* [Records for the task]
------------------------

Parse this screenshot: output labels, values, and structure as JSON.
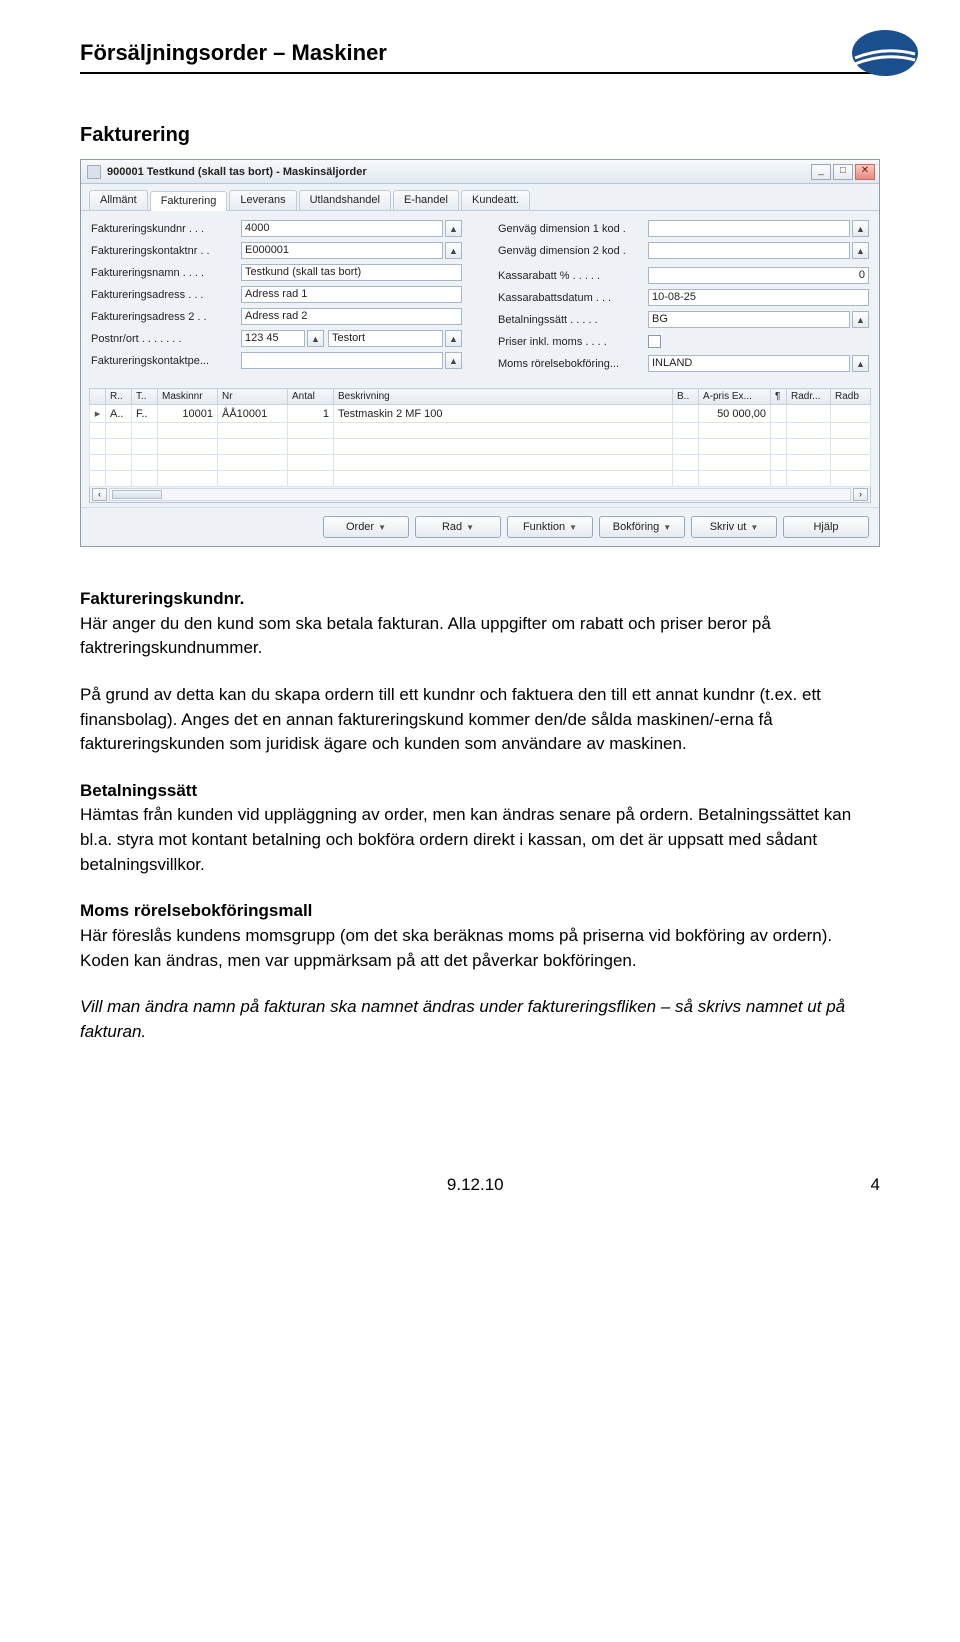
{
  "page": {
    "title": "Försäljningsorder – Maskiner",
    "section": "Fakturering",
    "footer_date": "9.12.10",
    "footer_page": "4"
  },
  "window": {
    "title": "900001 Testkund (skall tas bort) - Maskinsäljorder",
    "tabs": [
      "Allmänt",
      "Fakturering",
      "Leverans",
      "Utlandshandel",
      "E-handel",
      "Kundeatt."
    ],
    "active_tab": 1,
    "left_fields": [
      {
        "label": "Faktureringskundnr .  .  .",
        "value": "4000",
        "lookup": true
      },
      {
        "label": "Faktureringskontaktnr .  .",
        "value": "E000001",
        "lookup": true
      },
      {
        "label": "Faktureringsnamn .  .  .  .",
        "value": "Testkund (skall tas bort)"
      },
      {
        "label": "Faktureringsadress .  .  .",
        "value": "Adress rad 1"
      },
      {
        "label": "Faktureringsadress 2 .  .",
        "value": "Adress rad 2"
      },
      {
        "label": "Postnr/ort  .  .  .  .  .  .  .",
        "value": "123 45",
        "lookup": true,
        "value2": "Testort",
        "lookup2": true
      },
      {
        "label": "Faktureringskontaktpe...",
        "value": "",
        "lookup": true
      }
    ],
    "right_fields": [
      {
        "label": "Genväg dimension 1 kod .",
        "value": "",
        "lookup": true
      },
      {
        "label": "Genväg dimension 2 kod .",
        "value": "",
        "lookup": true
      },
      {
        "label": "Kassarabatt %  .  .  .  .  .",
        "value": "0",
        "align": "right"
      },
      {
        "label": "Kassarabattsdatum .  .  .",
        "value": "10-08-25"
      },
      {
        "label": "Betalningssätt .  .  .  .  .",
        "value": "BG",
        "lookup": true
      },
      {
        "label": "Priser inkl. moms  .  .  .  .",
        "checkbox": true
      },
      {
        "label": "Moms rörelsebokföring...",
        "value": "INLAND",
        "lookup": true
      }
    ],
    "grid": {
      "headers": [
        "",
        "R..",
        "T..",
        "Maskinnr",
        "Nr",
        "Antal",
        "Beskrivning",
        "B..",
        "A-pris Ex...",
        "¶",
        "Radr...",
        "Radb"
      ],
      "row": {
        "marker": "▸",
        "r": "A..",
        "t": "F..",
        "maskinnr": "10001",
        "nr": "ÅÅ10001",
        "antal": "1",
        "besk": "Testmaskin 2 MF 100",
        "b": "",
        "apris": "50 000,00",
        "pil": "",
        "radr": "",
        "radb": ""
      }
    },
    "buttons": [
      "Order",
      "Rad",
      "Funktion",
      "Bokföring",
      "Skriv ut",
      "Hjälp"
    ]
  },
  "body": {
    "p1_title": "Faktureringskundnr.",
    "p1": "Här anger du den kund som ska betala fakturan. Alla uppgifter om rabatt och priser beror på faktreringskundnummer.",
    "p2": "På grund av detta kan du skapa ordern till ett kundnr och faktuera den till ett annat kundnr (t.ex. ett finansbolag). Anges det en annan faktureringskund kommer den/de sålda maskinen/-erna få faktureringskunden som juridisk ägare och kunden som användare av maskinen.",
    "p3_title": "Betalningssätt",
    "p3": "Hämtas från kunden vid uppläggning av order, men kan ändras senare på ordern. Betalningssättet kan bl.a. styra mot kontant betalning och bokföra ordern direkt i kassan, om det är uppsatt med sådant betalningsvillkor.",
    "p4_title": "Moms rörelsebokföringsmall",
    "p4": "Här föreslås kundens momsgrupp (om det ska beräknas moms på priserna vid bokföring av ordern). Koden kan ändras, men var uppmärksam på att det påverkar bokföringen.",
    "p5": "Vill man ändra namn på fakturan ska namnet ändras under faktureringsfliken – så skrivs namnet ut på fakturan."
  }
}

------------------------

* [To do] Identify the lines that hold the word "Genväg". Copy every one of them.

* [Result for this task]
        "label": "Genväg dimension 1 kod .",
        "label": "Genväg dimension 2 kod .",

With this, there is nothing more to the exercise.